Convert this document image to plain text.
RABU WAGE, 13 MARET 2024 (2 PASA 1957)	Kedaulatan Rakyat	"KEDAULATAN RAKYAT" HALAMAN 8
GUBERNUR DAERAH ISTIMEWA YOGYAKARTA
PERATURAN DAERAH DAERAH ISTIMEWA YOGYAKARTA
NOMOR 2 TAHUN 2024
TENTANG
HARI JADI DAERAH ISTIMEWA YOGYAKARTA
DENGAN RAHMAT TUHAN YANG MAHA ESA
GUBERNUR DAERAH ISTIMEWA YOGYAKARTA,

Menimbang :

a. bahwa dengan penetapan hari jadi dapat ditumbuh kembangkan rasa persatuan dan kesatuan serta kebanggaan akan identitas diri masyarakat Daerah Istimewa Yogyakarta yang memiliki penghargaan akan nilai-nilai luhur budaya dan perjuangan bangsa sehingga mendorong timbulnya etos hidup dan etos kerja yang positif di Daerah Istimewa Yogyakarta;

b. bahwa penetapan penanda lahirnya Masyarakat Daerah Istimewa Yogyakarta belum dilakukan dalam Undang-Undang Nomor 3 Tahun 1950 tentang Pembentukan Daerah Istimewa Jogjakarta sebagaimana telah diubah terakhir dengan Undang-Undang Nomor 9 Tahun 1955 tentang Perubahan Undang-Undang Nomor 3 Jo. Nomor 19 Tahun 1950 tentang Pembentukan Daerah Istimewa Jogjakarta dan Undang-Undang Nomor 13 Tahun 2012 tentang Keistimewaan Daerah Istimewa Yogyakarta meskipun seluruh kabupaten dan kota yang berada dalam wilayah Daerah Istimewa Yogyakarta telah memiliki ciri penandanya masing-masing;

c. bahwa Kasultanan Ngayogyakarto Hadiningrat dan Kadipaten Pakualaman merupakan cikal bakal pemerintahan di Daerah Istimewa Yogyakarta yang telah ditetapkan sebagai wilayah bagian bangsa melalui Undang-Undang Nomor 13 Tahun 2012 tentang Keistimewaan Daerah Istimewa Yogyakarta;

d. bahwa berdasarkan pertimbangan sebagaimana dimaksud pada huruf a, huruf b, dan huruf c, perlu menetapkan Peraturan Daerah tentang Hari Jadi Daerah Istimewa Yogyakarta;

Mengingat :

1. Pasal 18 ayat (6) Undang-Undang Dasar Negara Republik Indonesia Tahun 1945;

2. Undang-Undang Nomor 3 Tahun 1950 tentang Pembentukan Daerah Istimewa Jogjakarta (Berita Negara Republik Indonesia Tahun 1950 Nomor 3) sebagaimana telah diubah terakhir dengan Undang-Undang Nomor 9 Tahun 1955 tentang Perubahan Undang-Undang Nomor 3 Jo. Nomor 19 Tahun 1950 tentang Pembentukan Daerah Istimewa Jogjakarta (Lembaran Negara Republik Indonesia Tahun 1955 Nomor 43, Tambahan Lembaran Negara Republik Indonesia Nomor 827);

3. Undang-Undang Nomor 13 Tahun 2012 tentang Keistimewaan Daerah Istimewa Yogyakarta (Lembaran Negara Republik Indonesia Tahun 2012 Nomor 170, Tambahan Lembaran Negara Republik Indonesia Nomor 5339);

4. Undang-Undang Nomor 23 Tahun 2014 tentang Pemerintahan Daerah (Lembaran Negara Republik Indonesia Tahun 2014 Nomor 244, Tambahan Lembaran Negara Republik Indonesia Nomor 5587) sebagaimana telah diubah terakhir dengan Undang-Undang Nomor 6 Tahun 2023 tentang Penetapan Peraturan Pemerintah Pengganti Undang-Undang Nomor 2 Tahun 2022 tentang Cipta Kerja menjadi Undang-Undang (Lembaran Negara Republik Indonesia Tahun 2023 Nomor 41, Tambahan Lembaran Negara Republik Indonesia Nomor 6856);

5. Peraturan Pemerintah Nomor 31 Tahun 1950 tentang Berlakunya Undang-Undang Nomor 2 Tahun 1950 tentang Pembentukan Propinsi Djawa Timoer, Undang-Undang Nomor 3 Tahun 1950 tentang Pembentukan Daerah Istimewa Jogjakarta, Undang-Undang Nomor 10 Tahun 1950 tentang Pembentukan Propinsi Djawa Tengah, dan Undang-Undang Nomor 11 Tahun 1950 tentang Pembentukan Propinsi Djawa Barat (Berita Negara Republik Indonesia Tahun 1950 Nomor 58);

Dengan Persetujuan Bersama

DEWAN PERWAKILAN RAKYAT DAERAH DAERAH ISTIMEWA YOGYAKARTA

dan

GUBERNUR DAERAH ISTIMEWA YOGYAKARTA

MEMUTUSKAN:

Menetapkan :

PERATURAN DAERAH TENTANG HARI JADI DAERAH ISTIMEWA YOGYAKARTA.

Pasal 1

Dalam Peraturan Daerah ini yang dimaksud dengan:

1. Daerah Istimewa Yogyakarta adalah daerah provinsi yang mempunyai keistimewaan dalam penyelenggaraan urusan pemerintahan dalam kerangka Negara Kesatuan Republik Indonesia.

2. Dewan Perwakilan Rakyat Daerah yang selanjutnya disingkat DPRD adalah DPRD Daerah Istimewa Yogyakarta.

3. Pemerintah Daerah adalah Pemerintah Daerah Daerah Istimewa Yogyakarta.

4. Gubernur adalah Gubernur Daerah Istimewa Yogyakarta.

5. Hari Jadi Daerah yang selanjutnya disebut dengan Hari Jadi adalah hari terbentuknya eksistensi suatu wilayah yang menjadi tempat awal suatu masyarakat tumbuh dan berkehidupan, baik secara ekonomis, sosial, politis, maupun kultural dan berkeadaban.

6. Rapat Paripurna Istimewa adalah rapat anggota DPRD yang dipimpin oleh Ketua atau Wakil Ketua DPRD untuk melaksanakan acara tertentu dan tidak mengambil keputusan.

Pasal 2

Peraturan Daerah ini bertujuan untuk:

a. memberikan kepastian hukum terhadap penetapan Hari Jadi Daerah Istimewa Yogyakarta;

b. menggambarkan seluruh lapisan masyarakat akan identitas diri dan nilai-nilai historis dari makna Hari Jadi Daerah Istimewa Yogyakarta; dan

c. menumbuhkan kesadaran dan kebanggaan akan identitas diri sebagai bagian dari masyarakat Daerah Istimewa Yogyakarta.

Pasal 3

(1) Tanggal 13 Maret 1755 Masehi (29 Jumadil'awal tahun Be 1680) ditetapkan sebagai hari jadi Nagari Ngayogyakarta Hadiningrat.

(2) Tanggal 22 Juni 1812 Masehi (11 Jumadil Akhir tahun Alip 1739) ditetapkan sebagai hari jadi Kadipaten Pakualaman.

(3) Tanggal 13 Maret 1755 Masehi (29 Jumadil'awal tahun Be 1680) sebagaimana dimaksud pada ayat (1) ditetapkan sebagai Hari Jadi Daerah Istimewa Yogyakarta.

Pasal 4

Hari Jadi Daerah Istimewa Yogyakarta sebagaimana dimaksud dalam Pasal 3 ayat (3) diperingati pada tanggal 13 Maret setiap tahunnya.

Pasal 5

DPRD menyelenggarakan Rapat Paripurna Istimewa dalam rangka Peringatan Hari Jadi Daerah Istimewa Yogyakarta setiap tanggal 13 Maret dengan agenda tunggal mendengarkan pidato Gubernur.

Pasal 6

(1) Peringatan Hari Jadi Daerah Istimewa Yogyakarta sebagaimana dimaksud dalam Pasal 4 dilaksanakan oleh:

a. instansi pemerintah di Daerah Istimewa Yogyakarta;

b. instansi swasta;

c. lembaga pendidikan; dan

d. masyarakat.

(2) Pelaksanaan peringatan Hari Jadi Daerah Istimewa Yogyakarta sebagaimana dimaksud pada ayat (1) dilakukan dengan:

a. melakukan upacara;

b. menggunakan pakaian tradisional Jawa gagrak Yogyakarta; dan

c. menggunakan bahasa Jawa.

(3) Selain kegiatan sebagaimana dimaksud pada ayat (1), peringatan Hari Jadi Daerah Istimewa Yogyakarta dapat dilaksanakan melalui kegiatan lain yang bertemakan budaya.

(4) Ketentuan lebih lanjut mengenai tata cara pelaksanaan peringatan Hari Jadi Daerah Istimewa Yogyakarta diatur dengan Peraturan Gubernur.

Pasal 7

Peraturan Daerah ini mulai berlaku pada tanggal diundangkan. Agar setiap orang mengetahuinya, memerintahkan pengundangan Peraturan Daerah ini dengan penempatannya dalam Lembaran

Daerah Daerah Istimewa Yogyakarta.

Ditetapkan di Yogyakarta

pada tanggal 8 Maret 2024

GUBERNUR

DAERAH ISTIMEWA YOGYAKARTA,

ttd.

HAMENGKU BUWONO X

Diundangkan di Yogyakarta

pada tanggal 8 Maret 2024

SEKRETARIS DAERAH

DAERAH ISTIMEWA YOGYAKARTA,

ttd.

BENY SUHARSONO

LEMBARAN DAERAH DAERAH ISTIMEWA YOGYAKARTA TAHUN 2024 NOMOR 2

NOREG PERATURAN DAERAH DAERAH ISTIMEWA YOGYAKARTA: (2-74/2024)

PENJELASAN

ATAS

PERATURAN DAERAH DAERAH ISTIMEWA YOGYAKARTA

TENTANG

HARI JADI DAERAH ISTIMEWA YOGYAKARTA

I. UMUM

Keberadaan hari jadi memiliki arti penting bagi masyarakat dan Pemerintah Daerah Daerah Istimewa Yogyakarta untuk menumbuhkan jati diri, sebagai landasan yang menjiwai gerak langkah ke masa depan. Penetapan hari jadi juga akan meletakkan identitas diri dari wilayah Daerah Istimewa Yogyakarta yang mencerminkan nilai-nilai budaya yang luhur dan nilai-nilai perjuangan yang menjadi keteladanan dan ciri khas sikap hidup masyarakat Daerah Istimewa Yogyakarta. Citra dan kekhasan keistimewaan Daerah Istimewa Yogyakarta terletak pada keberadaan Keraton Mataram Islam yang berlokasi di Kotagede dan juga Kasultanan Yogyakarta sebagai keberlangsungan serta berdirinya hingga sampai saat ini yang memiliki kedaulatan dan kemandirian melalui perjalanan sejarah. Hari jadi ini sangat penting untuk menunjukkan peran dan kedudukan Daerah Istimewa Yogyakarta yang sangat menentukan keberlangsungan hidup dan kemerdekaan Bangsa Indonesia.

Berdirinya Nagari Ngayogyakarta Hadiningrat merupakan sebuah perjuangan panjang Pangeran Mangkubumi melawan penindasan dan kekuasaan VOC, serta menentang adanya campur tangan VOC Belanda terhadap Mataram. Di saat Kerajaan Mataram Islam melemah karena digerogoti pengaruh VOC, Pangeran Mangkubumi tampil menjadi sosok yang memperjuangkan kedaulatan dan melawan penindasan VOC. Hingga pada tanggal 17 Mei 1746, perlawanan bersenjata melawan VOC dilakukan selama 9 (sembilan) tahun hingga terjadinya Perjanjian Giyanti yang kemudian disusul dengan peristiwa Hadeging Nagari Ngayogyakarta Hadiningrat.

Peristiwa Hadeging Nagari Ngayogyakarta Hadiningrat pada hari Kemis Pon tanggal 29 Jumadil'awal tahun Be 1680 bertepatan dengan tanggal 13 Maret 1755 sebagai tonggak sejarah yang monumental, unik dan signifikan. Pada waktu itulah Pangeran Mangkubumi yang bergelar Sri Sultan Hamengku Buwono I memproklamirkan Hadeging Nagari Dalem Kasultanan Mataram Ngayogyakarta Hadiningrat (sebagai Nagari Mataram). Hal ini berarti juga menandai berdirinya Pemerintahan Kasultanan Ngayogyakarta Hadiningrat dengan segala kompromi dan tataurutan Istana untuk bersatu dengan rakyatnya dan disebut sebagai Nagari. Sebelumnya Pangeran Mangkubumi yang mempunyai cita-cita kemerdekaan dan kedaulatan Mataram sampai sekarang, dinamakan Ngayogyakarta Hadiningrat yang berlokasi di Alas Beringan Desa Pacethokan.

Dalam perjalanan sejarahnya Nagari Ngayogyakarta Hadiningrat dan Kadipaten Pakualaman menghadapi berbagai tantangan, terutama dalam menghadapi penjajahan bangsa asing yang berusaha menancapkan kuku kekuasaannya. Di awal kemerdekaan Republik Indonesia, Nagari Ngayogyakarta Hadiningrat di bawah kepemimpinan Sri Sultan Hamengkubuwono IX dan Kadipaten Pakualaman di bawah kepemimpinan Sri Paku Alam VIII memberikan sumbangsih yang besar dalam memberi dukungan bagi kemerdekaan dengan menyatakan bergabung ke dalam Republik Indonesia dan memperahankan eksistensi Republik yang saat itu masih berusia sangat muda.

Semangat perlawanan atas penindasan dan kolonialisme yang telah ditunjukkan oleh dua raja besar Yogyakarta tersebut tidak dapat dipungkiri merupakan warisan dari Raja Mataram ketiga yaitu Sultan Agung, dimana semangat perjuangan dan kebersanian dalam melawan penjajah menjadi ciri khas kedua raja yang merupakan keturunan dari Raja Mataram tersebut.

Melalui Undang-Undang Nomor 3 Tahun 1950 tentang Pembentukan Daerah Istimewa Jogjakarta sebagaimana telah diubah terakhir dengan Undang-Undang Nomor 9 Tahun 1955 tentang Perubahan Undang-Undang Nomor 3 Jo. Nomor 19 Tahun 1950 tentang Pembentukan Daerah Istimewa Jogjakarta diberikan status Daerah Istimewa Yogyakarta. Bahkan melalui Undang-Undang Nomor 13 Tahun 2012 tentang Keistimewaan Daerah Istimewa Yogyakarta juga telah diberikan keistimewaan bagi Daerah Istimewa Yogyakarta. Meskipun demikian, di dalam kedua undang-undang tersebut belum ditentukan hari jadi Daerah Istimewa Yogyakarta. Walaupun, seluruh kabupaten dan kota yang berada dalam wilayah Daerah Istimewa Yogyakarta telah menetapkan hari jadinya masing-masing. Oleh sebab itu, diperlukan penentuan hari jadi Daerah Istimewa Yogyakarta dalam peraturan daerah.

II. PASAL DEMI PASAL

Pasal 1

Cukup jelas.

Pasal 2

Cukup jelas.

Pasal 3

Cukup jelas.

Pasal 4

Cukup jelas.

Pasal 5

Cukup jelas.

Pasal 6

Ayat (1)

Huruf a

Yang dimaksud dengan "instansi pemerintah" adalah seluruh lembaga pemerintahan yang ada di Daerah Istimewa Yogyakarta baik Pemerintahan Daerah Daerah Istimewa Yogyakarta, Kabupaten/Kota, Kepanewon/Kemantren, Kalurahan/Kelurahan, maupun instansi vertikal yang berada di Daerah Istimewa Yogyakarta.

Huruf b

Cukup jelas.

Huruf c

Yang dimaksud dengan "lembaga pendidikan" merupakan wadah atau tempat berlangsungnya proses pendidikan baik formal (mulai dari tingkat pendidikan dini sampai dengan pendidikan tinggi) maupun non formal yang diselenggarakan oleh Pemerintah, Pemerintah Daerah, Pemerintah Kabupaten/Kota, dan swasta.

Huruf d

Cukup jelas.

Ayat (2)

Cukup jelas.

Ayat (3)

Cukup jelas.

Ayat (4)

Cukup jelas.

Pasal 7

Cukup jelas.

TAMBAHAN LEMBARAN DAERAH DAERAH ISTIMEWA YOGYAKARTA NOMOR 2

====

Exercise instructions
Count the lines in which the string "Pangeran" appears, then report only that figure.

Final result
2